:: WHAT YOU SHOULD DO ::
Every line that holds the string "document" is to be identified and copied.

Stored entries
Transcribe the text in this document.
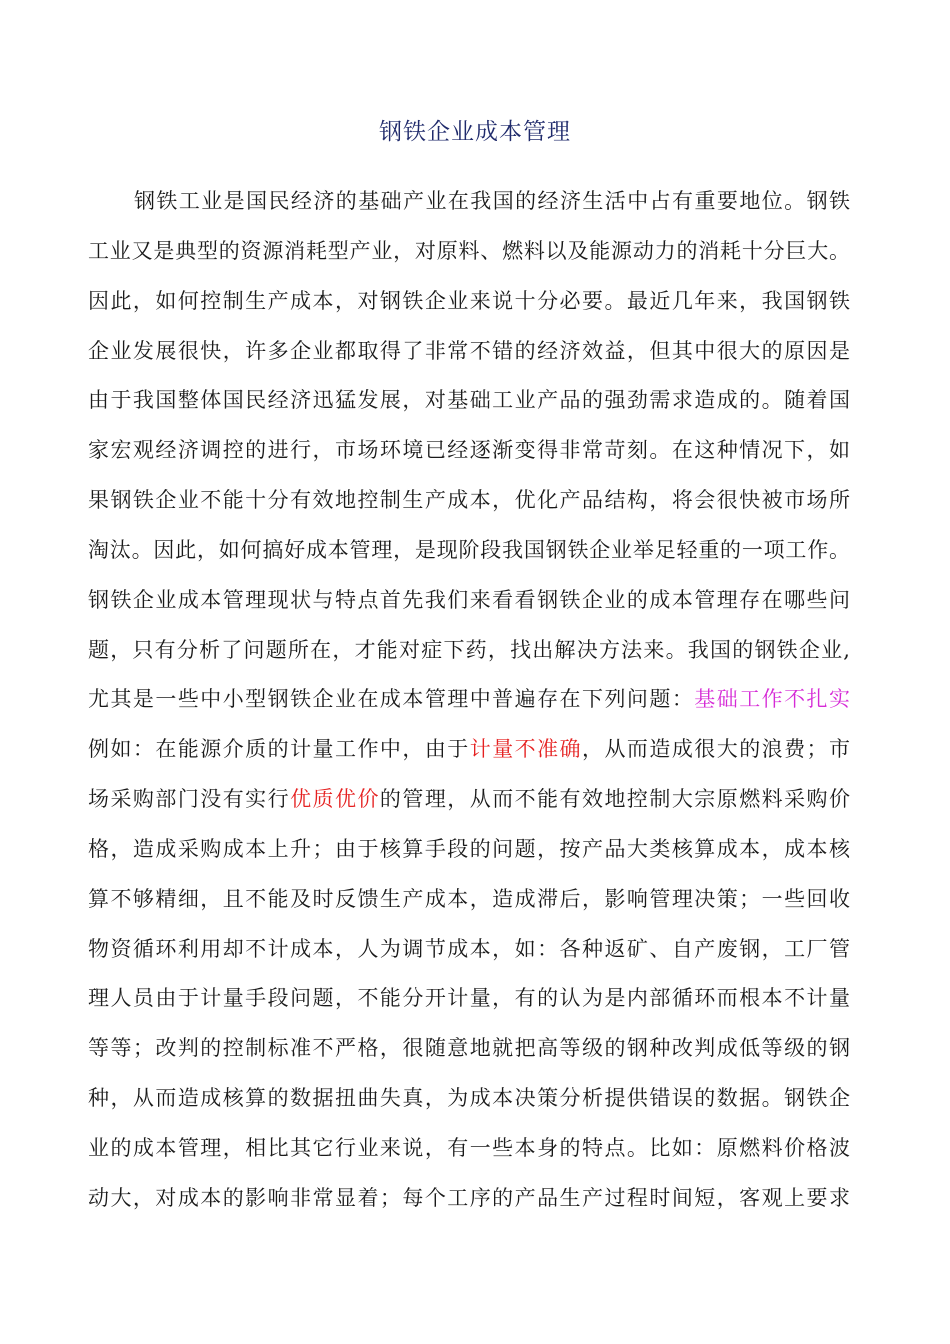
钢铁企业成本管理
钢铁工业是国民经济的基础产业在我国的经济生活中占有重要地位。钢铁
工业又是典型的资源消耗型产业，对原料、燃料以及能源动力的消耗十分巨大。
因此，如何控制生产成本，对钢铁企业来说十分必要。最近几年来，我国钢铁
企业发展很快，许多企业都取得了非常不错的经济效益，但其中很大的原因是
由于我国整体国民经济迅猛发展，对基础工业产品的强劲需求造成的。随着国
家宏观经济调控的进行，市场环境已经逐渐变得非常苛刻。在这种情况下，如
果钢铁企业不能十分有效地控制生产成本，优化产品结构，将会很快被市场所
淘汰。因此，如何搞好成本管理，是现阶段我国钢铁企业举足轻重的一项工作。
钢铁企业成本管理现状与特点首先我们来看看钢铁企业的成本管理存在哪些问
题，只有分析了问题所在，才能对症下药，找出解决方法来。我国的钢铁企业,
尤其是一些中小型钢铁企业在成本管理中普遍存在下列问题：基础工作不扎实
例如：在能源介质的计量工作中，由于计量不准确，从而造成很大的浪费；市
场采购部门没有实行优质优价的管理，从而不能有效地控制大宗原燃料采购价
格，造成采购成本上升；由于核算手段的问题，按产品大类核算成本，成本核
算不够精细，且不能及时反馈生产成本，造成滞后，影响管理决策；一些回收
物资循环利用却不计成本，人为调节成本，如：各种返矿、自产废钢，工厂管
理人员由于计量手段问题，不能分开计量，有的认为是内部循环而根本不计量
等等；改判的控制标准不严格，很随意地就把高等级的钢种改判成低等级的钢
种，从而造成核算的数据扭曲失真，为成本决策分析提供错误的数据。钢铁企
业的成本管理，相比其它行业来说，有一些本身的特点。比如：原燃料价格波
动大，对成本的影响非常显着；每个工序的产品生产过程时间短，客观上要求
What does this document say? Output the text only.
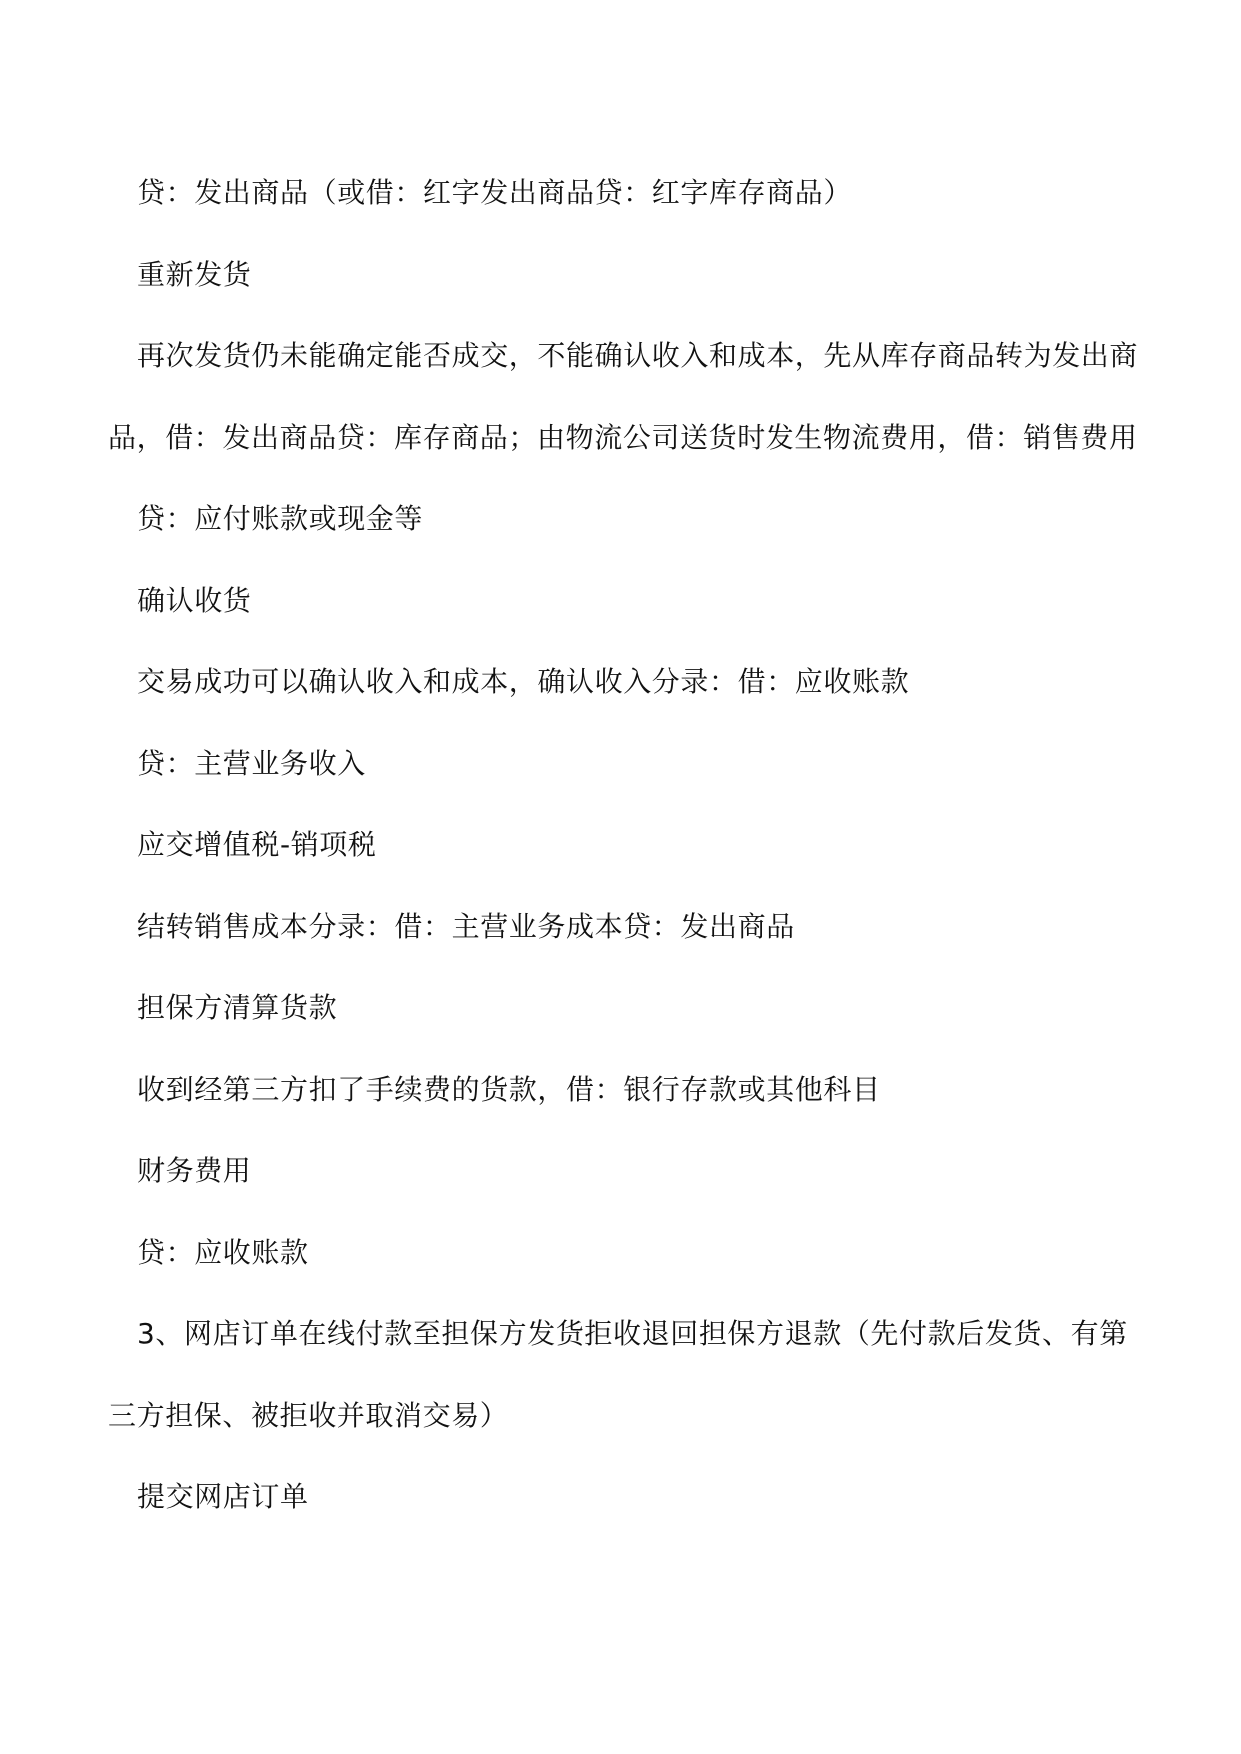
贷：发出商品（或借：红字发出商品贷：红字库存商品）

重新发货

再次发货仍未能确定能否成交，不能确认收入和成本，先从库存商品转为发出商品，借：发出商品贷：库存商品；由物流公司送货时发生物流费用，借：销售费用

贷：应付账款或现金等

确认收货

交易成功可以确认收入和成本，确认收入分录：借：应收账款

贷：主营业务收入

应交增值税-销项税

结转销售成本分录：借：主营业务成本贷：发出商品

担保方清算货款

收到经第三方扣了手续费的货款，借：银行存款或其他科目

财务费用

贷：应收账款

3、网店订单在线付款至担保方发货拒收退回担保方退款（先付款后发货、有第三方担保、被拒收并取消交易）

提交网店订单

:: ANSWER ::
Transcribe the text in this document.
What does this document say? Output the text only.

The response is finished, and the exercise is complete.